[Short exercise]: Identify and copy all lines of the material where the string "flag" is found.

[Provided entries]:
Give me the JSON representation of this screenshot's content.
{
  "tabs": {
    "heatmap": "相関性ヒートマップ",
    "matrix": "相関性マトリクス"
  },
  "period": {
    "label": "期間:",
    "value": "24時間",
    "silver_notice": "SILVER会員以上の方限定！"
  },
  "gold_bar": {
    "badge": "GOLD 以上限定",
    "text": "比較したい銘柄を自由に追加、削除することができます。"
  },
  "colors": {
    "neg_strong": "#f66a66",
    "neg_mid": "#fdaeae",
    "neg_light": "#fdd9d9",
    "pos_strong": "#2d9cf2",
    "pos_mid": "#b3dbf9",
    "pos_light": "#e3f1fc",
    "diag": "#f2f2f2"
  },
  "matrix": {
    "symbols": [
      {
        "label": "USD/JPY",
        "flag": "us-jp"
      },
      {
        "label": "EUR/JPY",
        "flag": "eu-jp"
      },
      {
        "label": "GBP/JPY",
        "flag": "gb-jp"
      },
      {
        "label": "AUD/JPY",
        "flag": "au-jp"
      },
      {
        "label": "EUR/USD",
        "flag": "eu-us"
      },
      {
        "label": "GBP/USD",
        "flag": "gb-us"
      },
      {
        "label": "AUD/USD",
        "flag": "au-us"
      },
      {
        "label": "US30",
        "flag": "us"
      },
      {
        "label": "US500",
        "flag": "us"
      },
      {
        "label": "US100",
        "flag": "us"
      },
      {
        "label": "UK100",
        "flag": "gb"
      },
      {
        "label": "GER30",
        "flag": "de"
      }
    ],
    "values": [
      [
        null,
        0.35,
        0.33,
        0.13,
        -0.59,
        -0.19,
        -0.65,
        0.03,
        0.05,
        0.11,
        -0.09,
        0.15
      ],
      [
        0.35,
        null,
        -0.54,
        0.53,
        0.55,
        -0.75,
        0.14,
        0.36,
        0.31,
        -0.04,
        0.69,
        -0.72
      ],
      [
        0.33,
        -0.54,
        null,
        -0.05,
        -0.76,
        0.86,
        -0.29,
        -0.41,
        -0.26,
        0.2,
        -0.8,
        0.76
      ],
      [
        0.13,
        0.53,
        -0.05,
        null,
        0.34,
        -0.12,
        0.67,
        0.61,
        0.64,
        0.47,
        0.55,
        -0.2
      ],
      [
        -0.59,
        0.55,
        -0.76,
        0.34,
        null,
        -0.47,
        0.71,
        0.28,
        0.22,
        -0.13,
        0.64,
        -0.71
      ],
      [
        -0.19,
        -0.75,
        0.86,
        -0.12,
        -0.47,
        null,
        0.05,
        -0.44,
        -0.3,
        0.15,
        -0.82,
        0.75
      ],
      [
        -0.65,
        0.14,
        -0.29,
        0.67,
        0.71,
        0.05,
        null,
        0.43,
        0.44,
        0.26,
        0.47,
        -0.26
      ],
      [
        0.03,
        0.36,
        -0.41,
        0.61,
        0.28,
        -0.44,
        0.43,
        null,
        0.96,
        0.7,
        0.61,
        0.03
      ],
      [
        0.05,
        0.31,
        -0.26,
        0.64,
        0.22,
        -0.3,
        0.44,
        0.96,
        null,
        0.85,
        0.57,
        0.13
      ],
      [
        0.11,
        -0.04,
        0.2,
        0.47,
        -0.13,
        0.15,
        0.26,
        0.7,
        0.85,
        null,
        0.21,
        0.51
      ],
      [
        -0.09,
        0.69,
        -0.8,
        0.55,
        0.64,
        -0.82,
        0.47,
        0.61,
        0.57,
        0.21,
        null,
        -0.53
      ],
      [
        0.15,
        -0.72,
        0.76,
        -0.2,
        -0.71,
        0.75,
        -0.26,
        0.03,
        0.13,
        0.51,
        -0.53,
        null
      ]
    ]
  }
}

[Full output]:
        "flag": "us-jp"
        "flag": "eu-jp"
        "flag": "gb-jp"
        "flag": "au-jp"
        "flag": "eu-us"
        "flag": "gb-us"
        "flag": "au-us"
        "flag": "us"
        "flag": "us"
        "flag": "us"
        "flag": "gb"
        "flag": "de"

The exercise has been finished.